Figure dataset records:

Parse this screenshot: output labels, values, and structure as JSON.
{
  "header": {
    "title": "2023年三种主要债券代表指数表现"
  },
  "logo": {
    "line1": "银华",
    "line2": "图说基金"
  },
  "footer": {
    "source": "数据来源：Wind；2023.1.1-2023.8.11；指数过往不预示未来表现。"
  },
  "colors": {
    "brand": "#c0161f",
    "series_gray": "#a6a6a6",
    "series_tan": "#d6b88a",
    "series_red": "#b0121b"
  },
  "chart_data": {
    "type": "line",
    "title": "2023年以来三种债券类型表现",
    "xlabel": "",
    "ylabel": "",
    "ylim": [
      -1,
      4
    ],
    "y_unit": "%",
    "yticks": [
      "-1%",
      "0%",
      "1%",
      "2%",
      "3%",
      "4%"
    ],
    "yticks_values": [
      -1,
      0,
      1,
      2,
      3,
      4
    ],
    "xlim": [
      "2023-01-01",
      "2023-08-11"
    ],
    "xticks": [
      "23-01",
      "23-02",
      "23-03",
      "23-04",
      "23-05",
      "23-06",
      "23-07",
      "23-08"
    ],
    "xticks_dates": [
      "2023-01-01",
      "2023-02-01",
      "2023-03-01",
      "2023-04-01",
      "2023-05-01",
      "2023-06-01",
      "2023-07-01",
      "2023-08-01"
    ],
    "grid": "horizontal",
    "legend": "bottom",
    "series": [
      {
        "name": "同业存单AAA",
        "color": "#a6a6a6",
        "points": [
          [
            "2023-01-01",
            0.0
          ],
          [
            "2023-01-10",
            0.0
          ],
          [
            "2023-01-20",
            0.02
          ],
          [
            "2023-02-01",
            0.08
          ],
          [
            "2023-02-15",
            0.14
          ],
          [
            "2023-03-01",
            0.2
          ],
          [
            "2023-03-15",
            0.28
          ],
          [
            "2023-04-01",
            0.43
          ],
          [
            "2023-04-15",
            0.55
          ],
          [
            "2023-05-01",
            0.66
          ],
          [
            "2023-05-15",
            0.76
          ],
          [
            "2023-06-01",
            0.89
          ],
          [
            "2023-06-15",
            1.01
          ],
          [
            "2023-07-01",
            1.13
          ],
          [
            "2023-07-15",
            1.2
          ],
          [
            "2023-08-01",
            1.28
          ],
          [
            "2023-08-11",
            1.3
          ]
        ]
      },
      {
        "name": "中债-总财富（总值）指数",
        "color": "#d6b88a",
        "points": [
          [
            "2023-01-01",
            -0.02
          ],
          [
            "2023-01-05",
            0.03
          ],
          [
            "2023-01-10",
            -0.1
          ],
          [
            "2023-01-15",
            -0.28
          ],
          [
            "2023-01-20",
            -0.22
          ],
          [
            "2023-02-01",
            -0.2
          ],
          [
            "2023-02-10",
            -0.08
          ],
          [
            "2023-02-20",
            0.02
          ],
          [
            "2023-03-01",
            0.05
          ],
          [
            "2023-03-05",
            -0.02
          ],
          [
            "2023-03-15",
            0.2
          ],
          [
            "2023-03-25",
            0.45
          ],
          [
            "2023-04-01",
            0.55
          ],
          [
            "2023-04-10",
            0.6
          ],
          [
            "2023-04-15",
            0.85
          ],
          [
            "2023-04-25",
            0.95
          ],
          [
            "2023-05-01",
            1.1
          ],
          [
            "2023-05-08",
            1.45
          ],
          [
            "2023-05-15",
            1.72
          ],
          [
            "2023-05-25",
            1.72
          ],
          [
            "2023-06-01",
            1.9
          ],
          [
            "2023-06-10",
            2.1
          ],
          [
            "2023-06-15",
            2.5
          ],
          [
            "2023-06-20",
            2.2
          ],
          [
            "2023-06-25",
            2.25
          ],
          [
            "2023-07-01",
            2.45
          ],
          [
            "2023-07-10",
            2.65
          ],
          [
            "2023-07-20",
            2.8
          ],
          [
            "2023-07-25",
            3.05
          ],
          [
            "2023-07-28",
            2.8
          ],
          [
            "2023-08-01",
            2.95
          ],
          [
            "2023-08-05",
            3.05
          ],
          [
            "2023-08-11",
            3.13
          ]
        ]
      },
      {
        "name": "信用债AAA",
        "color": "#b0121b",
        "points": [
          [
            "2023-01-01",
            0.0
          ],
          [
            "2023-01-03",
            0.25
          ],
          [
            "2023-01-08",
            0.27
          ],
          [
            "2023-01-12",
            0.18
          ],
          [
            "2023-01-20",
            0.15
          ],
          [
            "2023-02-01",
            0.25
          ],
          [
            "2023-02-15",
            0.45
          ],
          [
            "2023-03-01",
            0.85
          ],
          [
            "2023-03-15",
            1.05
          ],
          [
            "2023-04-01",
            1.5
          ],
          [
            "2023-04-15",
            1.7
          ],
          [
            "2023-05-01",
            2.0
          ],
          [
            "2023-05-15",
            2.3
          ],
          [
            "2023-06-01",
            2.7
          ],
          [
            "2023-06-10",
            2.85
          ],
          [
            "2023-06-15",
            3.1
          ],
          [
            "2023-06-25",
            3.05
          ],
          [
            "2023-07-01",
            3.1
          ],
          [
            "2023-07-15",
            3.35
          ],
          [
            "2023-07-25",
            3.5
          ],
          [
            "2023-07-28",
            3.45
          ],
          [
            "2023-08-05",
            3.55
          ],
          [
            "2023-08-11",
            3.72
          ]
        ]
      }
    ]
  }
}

▶ Task instructions: Find the word "title" in the material, then list each line that holds it.

▶ Final result:
    "title": "2023年三种主要债券代表指数表现"
    "title": "2023年以来三种债券类型表现",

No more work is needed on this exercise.